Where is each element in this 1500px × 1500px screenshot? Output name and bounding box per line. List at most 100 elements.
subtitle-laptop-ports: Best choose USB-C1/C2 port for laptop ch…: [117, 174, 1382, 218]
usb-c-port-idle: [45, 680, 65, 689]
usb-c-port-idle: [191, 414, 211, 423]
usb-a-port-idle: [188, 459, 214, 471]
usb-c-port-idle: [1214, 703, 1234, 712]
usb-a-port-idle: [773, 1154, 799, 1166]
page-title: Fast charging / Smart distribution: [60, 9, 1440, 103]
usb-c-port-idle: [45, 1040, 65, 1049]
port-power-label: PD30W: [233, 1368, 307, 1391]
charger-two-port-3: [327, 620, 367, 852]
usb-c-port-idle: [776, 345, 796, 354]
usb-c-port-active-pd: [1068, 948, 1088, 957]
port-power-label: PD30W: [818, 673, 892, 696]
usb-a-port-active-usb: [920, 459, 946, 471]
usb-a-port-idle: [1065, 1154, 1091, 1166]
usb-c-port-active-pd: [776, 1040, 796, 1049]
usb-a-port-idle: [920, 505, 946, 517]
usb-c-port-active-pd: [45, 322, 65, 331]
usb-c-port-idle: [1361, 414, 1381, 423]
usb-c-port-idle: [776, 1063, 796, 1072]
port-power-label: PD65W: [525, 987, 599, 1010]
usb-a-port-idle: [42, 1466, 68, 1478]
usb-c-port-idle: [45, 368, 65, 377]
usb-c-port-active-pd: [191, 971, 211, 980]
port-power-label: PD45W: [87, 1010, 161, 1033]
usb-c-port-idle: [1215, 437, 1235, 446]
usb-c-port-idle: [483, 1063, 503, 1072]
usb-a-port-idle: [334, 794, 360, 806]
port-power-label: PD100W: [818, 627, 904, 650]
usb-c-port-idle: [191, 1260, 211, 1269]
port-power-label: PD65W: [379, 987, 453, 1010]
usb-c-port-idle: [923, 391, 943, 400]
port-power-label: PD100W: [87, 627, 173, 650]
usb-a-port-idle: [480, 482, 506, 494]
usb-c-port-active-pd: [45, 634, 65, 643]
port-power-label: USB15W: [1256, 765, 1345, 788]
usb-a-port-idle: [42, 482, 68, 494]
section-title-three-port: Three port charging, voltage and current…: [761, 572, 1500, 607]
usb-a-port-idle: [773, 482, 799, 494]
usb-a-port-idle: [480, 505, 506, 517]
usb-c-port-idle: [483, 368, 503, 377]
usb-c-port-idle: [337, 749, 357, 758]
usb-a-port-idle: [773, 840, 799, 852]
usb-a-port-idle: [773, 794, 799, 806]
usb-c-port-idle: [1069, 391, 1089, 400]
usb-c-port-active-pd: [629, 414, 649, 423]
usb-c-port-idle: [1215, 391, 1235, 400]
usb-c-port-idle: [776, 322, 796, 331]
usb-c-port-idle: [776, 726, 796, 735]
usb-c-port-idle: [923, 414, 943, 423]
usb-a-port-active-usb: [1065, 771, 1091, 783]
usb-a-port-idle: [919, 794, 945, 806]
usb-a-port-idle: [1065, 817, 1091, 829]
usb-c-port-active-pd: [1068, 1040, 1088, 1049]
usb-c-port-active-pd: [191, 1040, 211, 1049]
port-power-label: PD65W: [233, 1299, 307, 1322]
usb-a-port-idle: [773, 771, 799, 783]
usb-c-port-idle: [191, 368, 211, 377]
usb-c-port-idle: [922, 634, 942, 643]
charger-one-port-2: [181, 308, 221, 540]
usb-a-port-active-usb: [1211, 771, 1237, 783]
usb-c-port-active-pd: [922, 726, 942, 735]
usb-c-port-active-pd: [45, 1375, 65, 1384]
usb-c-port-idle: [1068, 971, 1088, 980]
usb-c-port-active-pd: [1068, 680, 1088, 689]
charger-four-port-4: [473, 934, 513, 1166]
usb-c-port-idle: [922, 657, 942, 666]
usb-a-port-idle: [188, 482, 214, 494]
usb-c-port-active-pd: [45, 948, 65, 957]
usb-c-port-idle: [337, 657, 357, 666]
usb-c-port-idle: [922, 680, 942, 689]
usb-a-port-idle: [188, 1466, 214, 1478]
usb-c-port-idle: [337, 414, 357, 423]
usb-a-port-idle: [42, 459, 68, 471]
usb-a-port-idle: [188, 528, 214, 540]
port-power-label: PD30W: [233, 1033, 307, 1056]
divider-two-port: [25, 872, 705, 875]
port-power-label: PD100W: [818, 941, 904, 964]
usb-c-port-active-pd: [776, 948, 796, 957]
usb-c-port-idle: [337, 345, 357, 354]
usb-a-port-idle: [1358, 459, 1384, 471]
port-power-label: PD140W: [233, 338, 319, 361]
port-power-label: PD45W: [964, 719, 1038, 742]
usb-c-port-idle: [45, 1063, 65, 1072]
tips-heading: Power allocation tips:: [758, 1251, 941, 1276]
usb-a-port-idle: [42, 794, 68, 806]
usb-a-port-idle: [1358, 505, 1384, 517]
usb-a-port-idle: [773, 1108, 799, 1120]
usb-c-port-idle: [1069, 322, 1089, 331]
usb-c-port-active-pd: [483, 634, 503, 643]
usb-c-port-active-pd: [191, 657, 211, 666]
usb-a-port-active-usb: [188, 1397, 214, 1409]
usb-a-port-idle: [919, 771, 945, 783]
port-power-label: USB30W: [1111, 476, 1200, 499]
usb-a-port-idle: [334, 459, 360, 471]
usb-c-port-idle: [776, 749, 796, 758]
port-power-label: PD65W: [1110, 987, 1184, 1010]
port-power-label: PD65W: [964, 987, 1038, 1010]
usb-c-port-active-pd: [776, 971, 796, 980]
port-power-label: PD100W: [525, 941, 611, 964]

What you will do
Arrange every line of the item above as a JSON list of strings, one string per line, and leave out any blank lines.

Output of the task
[
  "Where is each element in this 1500px × 1500px screenshot? Output name and bounding box per line. List at most 100 elements.",
  "subtitle-laptop-ports: Best choose USB-C1/C2 port for laptop ch…: [117, 174, 1382, 218]",
  "usb-c-port-idle: [45, 680, 65, 689]",
  "usb-c-port-idle: [191, 414, 211, 423]",
  "usb-a-port-idle: [188, 459, 214, 471]",
  "usb-c-port-idle: [1214, 703, 1234, 712]",
  "usb-a-port-idle: [773, 1154, 799, 1166]",
  "page-title: Fast charging / Smart distribution: [60, 9, 1440, 103]",
  "usb-c-port-idle: [45, 1040, 65, 1049]",
  "port-power-label: PD30W: [233, 1368, 307, 1391]",
  "charger-two-port-3: [327, 620, 367, 852]",
  "usb-c-port-idle: [776, 345, 796, 354]",
  "usb-c-port-active-pd: [1068, 948, 1088, 957]",
  "port-power-label: PD30W: [818, 673, 892, 696]",
  "usb-a-port-active-usb: [920, 459, 946, 471]",
  "usb-a-port-idle: [1065, 1154, 1091, 1166]",
  "usb-c-port-active-pd: [776, 1040, 796, 1049]",
  "usb-a-port-idle: [920, 505, 946, 517]",
  "usb-c-port-active-pd: [45, 322, 65, 331]",
  "usb-c-port-idle: [1361, 414, 1381, 423]",
  "usb-c-port-idle: [776, 1063, 796, 1072]",
  "port-power-label: PD65W: [525, 987, 599, 1010]",
  "usb-a-port-idle: [42, 1466, 68, 1478]",
  "usb-c-port-idle: [45, 368, 65, 377]",
  "usb-c-port-active-pd: [191, 971, 211, 980]",
  "port-power-label: PD45W: [87, 1010, 161, 1033]",
  "usb-c-port-idle: [1215, 437, 1235, 446]",
  "usb-c-port-idle: [483, 1063, 503, 1072]",
  "usb-a-port-idle: [334, 794, 360, 806]",
  "port-power-label: PD100W: [818, 627, 904, 650]",
  "usb-c-port-idle: [191, 1260, 211, 1269]",
  "port-power-label: PD65W: [379, 987, 453, 1010]",
  "usb-c-port-idle: [923, 391, 943, 400]",
  "port-power-label: PD100W: [87, 627, 173, 650]",
  "usb-a-port-idle: [480, 482, 506, 494]",
  "usb-c-port-active-pd: [45, 634, 65, 643]",
  "port-power-label: USB15W: [1256, 765, 1345, 788]",
  "usb-a-port-idle: [42, 482, 68, 494]",
  "section-title-three-port: Three port charging, voltage and current…: [761, 572, 1500, 607]",
  "usb-a-port-idle: [773, 482, 799, 494]",
  "usb-a-port-idle: [480, 505, 506, 517]",
  "usb-c-port-idle: [483, 368, 503, 377]",
  "usb-c-port-idle: [337, 749, 357, 758]",
  "usb-a-port-idle: [773, 840, 799, 852]",
  "usb-a-port-idle: [773, 794, 799, 806]",
  "usb-c-port-idle: [1069, 391, 1089, 400]",
  "usb-c-port-active-pd: [629, 414, 649, 423]",
  "usb-c-port-idle: [1215, 391, 1235, 400]",
  "usb-c-port-idle: [776, 322, 796, 331]",
  "usb-c-port-idle: [776, 726, 796, 735]",
  "usb-c-port-idle: [923, 414, 943, 423]",
  "usb-a-port-active-usb: [1065, 771, 1091, 783]",
  "usb-a-port-idle: [919, 794, 945, 806]",
  "usb-a-port-idle: [1065, 817, 1091, 829]",
  "usb-c-port-active-pd: [1068, 1040, 1088, 1049]",
  "usb-c-port-active-pd: [191, 1040, 211, 1049]",
  "port-power-label: PD65W: [233, 1299, 307, 1322]",
  "usb-a-port-idle: [773, 771, 799, 783]",
  "usb-c-port-idle: [191, 368, 211, 377]",
  "usb-c-port-idle: [922, 634, 942, 643]",
  "charger-one-port-2: [181, 308, 221, 540]",
  "usb-a-port-active-usb: [1211, 771, 1237, 783]",
  "usb-c-port-active-pd: [922, 726, 942, 735]",
  "usb-c-port-active-pd: [45, 1375, 65, 1384]",
  "usb-c-port-idle: [1068, 971, 1088, 980]",
  "usb-c-port-active-pd: [1068, 680, 1088, 689]",
  "charger-four-port-4: [473, 934, 513, 1166]",
  "usb-c-port-idle: [922, 657, 942, 666]",
  "usb-a-port-idle: [188, 482, 214, 494]",
  "usb-c-port-active-pd: [45, 948, 65, 957]",
  "usb-c-port-idle: [337, 657, 357, 666]",
  "usb-c-port-idle: [922, 680, 942, 689]",
  "usb-a-port-idle: [188, 1466, 214, 1478]",
  "usb-c-port-idle: [337, 414, 357, 423]",
  "usb-a-port-idle: [42, 459, 68, 471]",
  "usb-a-port-idle: [188, 528, 214, 540]",
  "port-power-label: PD30W: [233, 1033, 307, 1056]",
  "divider-two-port: [25, 872, 705, 875]",
  "port-power-label: PD100W: [818, 941, 904, 964]",
  "usb-c-port-active-pd: [776, 948, 796, 957]",
  "usb-c-port-idle: [337, 345, 357, 354]",
  "usb-a-port-idle: [1358, 459, 1384, 471]",
  "port-power-label: PD140W: [233, 338, 319, 361]",
  "port-power-label: PD45W: [964, 719, 1038, 742]",
  "usb-c-port-idle: [45, 1063, 65, 1072]",
  "tips-heading: Power allocation tips:: [758, 1251, 941, 1276]",
  "usb-a-port-idle: [42, 794, 68, 806]",
  "usb-a-port-idle: [1358, 505, 1384, 517]",
  "usb-a-port-idle: [773, 1108, 799, 1120]",
  "usb-c-port-idle: [1069, 322, 1089, 331]",
  "usb-c-port-active-pd: [483, 634, 503, 643]",
  "usb-c-port-active-pd: [191, 657, 211, 666]",
  "usb-a-port-active-usb: [188, 1397, 214, 1409]",
  "usb-a-port-idle: [919, 771, 945, 783]",
  "port-power-label: USB30W: [1111, 476, 1200, 499]",
  "usb-a-port-idle: [334, 459, 360, 471]",
  "usb-c-port-idle: [776, 749, 796, 758]",
  "port-power-label: PD65W: [1110, 987, 1184, 1010]",
  "port-power-label: PD65W: [964, 987, 1038, 1010]",
  "usb-c-port-active-pd: [776, 971, 796, 980]",
  "port-power-label: PD100W: [525, 941, 611, 964]"
]